(A run of records)
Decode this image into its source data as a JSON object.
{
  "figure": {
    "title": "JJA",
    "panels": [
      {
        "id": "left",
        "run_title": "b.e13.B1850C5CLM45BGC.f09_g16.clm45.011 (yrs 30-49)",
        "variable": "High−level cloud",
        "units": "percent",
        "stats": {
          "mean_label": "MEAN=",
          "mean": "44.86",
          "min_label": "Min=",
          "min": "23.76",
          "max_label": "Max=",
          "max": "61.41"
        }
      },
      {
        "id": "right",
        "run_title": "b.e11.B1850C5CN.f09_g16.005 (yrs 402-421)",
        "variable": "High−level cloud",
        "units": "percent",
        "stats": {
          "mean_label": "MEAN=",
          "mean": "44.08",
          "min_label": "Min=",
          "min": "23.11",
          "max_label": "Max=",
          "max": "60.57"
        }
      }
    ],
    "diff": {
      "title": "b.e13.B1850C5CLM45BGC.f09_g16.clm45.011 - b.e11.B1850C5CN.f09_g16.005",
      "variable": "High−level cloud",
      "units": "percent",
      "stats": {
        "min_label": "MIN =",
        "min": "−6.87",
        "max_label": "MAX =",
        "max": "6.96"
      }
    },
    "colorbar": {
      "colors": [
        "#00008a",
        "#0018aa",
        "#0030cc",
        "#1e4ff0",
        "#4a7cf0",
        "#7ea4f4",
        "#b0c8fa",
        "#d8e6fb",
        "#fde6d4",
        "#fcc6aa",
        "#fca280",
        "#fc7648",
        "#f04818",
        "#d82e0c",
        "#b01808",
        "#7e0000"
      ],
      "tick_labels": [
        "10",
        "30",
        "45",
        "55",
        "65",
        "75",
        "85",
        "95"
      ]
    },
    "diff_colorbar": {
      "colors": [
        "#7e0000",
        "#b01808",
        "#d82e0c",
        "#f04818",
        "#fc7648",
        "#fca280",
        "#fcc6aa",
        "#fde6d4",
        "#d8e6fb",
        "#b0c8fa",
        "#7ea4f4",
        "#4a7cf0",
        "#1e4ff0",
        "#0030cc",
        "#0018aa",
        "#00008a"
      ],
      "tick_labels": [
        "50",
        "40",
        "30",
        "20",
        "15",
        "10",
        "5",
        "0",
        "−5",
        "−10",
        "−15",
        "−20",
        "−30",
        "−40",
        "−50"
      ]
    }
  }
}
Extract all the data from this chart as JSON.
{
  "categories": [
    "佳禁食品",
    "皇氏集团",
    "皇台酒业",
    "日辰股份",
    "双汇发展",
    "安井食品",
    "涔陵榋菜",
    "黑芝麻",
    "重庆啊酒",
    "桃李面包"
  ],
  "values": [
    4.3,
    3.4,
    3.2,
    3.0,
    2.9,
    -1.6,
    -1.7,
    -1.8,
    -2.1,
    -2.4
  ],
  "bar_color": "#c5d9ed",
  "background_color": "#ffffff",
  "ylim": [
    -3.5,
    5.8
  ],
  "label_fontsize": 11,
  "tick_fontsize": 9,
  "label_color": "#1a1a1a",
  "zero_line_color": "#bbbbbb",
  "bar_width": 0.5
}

• PROBLEM: Reproduce each entry word for word.

• RESPONSE TO THE EXERCISE:
Decode this image into its source data as a JSON object.
{
  "figure": {
    "title": "JJA",
    "panels": [
      {
        "id": "left",
        "run_title": "b.e13.B1850C5CLM45BGC.f09_g16.clm45.011 (yrs 30-49)",
        "variable": "High−level cloud",
        "units": "percent",
        "stats": {
          "mean_label": "MEAN=",
          "mean": "44.86",
          "min_label": "Min=",
          "min": "23.76",
          "max_label": "Max=",
          "max": "61.41"
        }
      },
      {
        "id": "right",
        "run_title": "b.e11.B1850C5CN.f09_g16.005 (yrs 402-421)",
        "variable": "High−level cloud",
        "units": "percent",
        "stats": {
          "mean_label": "MEAN=",
          "mean": "44.08",
          "min_label": "Min=",
          "min": "23.11",
          "max_label": "Max=",
          "max": "60.57"
        }
      }
    ],
    "diff": {
      "title": "b.e13.B1850C5CLM45BGC.f09_g16.clm45.011 - b.e11.B1850C5CN.f09_g16.005",
      "variable": "High−level cloud",
      "units": "percent",
      "stats": {
        "min_label": "MIN =",
        "min": "−6.87",
        "max_label": "MAX =",
        "max": "6.96"
      }
    },
    "colorbar": {
      "colors": [
        "#00008a",
        "#0018aa",
        "#0030cc",
        "#1e4ff0",
        "#4a7cf0",
        "#7ea4f4",
        "#b0c8fa",
        "#d8e6fb",
        "#fde6d4",
        "#fcc6aa",
        "#fca280",
        "#fc7648",
        "#f04818",
        "#d82e0c",
        "#b01808",
        "#7e0000"
      ],
      "tick_labels": [
        "10",
        "30",
        "45",
        "55",
        "65",
        "75",
        "85",
        "95"
      ]
    },
    "diff_colorbar": {
      "colors": [
        "#7e0000",
        "#b01808",
        "#d82e0c",
        "#f04818",
        "#fc7648",
        "#fca280",
        "#fcc6aa",
        "#fde6d4",
        "#d8e6fb",
        "#b0c8fa",
        "#7ea4f4",
        "#4a7cf0",
        "#1e4ff0",
        "#0030cc",
        "#0018aa",
        "#00008a"
      ],
      "tick_labels": [
        "50",
        "40",
        "30",
        "20",
        "15",
        "10",
        "5",
        "0",
        "−5",
        "−10",
        "−15",
        "−20",
        "−30",
        "−40",
        "−50"
      ]
    }
  }
}
Extract all the data from this chart as JSON.
{
  "categories": [
    "佳禁食品",
    "皇氏集团",
    "皇台酒业",
    "日辰股份",
    "双汇发展",
    "安井食品",
    "涔陵榋菜",
    "黑芝麻",
    "重庆啊酒",
    "桃李面包"
  ],
  "values": [
    4.3,
    3.4,
    3.2,
    3.0,
    2.9,
    -1.6,
    -1.7,
    -1.8,
    -2.1,
    -2.4
  ],
  "bar_color": "#c5d9ed",
  "background_color": "#ffffff",
  "ylim": [
    -3.5,
    5.8
  ],
  "label_fontsize": 11,
  "tick_fontsize": 9,
  "label_color": "#1a1a1a",
  "zero_line_color": "#bbbbbb",
  "bar_width": 0.5
}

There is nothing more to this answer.